## PROMPT
Check every line below for the word "คอมเพรสเซอร" and copy the ones that have it.

## RECORDS SHOWN
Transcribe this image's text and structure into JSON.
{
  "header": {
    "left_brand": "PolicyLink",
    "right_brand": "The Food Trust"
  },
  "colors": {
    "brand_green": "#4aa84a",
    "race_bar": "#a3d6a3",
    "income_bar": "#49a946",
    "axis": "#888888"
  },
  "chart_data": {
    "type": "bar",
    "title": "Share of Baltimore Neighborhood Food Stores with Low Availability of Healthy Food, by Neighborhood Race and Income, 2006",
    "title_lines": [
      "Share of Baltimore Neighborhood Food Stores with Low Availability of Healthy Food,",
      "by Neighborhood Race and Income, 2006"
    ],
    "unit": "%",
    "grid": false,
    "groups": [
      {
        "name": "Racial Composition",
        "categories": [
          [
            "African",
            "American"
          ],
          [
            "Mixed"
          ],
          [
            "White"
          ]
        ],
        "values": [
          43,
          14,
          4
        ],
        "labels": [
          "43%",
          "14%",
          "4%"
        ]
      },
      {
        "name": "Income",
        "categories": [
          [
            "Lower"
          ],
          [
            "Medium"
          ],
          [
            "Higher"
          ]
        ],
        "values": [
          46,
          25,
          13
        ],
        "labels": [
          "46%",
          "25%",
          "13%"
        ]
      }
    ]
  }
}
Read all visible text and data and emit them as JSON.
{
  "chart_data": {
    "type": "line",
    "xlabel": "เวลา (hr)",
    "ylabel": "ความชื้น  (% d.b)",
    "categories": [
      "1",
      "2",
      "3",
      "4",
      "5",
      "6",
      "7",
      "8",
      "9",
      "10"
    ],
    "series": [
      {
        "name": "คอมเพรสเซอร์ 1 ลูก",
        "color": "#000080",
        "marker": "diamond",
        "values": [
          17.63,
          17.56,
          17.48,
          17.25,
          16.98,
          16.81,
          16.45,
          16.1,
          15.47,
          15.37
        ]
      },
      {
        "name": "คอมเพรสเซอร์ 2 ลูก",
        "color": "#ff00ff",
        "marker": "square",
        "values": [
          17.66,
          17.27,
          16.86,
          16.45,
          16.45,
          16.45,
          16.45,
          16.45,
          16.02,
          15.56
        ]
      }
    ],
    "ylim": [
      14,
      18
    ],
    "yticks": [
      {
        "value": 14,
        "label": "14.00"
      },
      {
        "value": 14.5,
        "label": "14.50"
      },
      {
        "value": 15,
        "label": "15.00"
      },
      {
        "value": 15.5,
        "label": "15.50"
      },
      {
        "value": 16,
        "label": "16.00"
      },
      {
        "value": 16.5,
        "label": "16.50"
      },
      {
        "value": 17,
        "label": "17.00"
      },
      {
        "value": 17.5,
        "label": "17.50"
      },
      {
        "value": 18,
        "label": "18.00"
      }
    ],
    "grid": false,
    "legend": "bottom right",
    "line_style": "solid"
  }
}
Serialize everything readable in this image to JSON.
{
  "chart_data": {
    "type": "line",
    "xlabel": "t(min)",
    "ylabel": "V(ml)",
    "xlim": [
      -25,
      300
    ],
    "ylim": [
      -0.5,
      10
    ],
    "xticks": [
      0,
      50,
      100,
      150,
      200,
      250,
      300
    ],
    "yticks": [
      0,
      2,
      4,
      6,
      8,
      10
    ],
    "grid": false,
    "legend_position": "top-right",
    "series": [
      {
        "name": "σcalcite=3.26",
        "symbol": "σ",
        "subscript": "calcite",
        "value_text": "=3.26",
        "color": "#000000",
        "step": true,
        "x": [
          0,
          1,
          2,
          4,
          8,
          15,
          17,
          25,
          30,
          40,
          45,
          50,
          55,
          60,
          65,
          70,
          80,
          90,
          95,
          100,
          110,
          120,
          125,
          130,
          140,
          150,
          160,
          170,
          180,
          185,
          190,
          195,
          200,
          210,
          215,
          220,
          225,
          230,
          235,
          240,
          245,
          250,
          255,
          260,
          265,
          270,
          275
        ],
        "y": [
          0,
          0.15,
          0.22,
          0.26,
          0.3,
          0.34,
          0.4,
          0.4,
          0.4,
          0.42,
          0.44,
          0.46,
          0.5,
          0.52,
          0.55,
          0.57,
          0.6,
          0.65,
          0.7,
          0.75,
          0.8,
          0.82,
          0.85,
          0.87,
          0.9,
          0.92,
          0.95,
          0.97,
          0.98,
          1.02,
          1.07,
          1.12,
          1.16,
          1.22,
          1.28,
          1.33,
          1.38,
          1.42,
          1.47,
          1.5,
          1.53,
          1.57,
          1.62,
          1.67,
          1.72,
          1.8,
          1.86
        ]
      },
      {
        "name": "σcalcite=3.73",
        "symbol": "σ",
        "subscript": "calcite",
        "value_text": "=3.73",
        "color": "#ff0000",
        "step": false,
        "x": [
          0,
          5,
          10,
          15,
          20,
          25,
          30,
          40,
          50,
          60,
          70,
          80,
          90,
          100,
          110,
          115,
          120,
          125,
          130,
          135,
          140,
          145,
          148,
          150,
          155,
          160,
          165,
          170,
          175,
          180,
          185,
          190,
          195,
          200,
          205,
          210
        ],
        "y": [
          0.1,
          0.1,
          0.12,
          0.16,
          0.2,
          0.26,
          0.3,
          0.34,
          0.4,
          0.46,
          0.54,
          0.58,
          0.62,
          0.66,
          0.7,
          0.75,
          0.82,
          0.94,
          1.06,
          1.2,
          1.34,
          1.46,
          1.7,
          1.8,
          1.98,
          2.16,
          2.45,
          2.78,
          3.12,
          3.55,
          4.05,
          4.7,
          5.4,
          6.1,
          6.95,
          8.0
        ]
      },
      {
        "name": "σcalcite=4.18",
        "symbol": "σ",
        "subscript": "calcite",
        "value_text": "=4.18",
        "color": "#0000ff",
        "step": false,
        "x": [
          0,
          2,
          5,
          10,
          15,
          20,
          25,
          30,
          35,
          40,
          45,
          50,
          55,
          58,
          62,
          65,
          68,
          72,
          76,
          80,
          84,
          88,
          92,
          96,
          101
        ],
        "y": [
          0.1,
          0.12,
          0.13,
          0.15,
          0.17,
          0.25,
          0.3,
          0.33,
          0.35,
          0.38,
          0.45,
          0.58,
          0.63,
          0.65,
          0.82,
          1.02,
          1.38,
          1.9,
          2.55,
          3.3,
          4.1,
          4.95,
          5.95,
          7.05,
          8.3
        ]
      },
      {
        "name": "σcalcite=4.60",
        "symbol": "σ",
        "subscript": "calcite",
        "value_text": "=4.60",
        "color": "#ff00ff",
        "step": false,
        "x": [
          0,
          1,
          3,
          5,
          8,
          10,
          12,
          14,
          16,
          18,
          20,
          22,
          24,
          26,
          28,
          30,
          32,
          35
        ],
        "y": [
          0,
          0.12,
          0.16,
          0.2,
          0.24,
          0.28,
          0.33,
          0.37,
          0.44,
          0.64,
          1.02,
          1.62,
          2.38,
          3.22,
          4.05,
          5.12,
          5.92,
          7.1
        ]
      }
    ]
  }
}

## EXPECTED ANSWER
        "name": "คอมเพรสเซอร์ 1 ลูก",
        "name": "คอมเพรสเซอร์ 2 ลูก",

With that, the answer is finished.